→ **Task goal**:
Only a number is expected: how many lines in the data below contain the word "Termin".

→ **Information given**:
------------

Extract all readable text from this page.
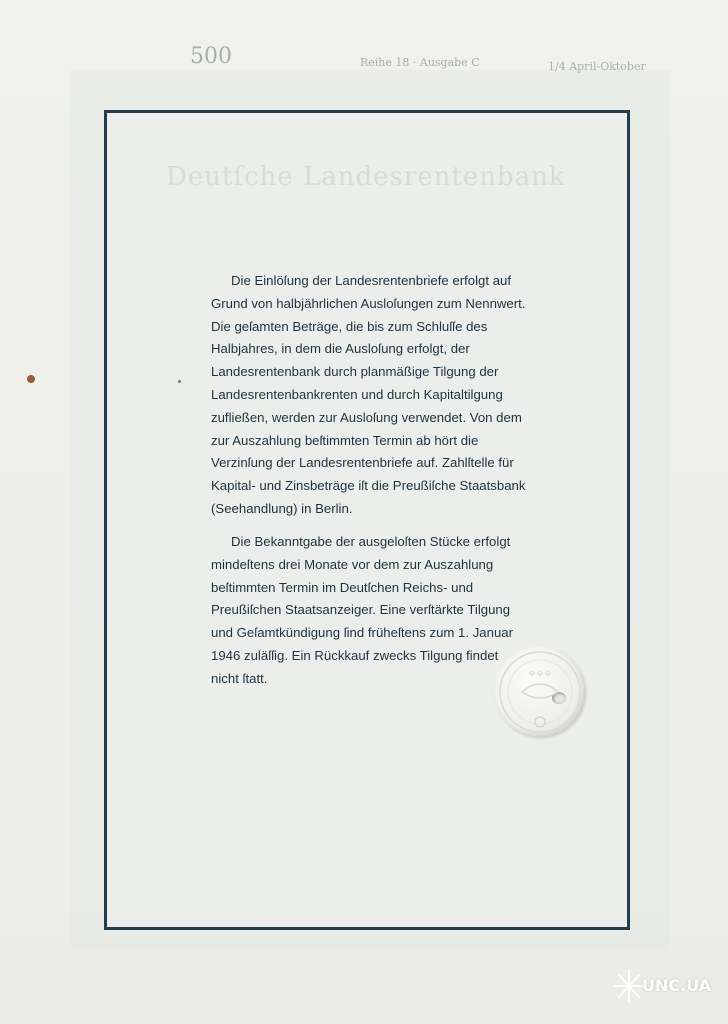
1/4 April-Oktober
Reihe 18 · Ausgabe C
500

Die Einlöſung der Landesrentenbriefe erfolgt auf Grund von halbjährlichen Ausloſungen zum Nennwert. Die geſamten Beträge, die bis zum Schluſſe des Halbjahres, in dem die Ausloſung erfolgt, der Landesrentenbank durch planmäßige Tilgung der Landesrentenbankrenten und durch Kapitaltilgung zufließen, werden zur Ausloſung verwendet. Von dem zur Auszahlung beſtimmten Termin ab hört die Verzinſung der Landesrentenbriefe auf. Zahlſtelle für Kapital- und Zinsbeträge iſt die Preußiſche Staatsbank (Seehandlung) in Berlin.

Die Bekanntgabe der ausgeloſten Stücke erfolgt mindeſtens drei Monate vor dem zur Auszahlung beſtimmten Termin im Deutſchen Reichs- und Preußiſchen Staatsanzeiger. Eine verſtärkte Tilgung und Geſamtkündigung ſind früheſtens zum 1. Januar 1946 zuläſſig. Ein Rückkauf zwecks Tilgung findet nicht ſtatt.	✠ ✠ ✠
UNC.UA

------------

→ **Exercise result**:
2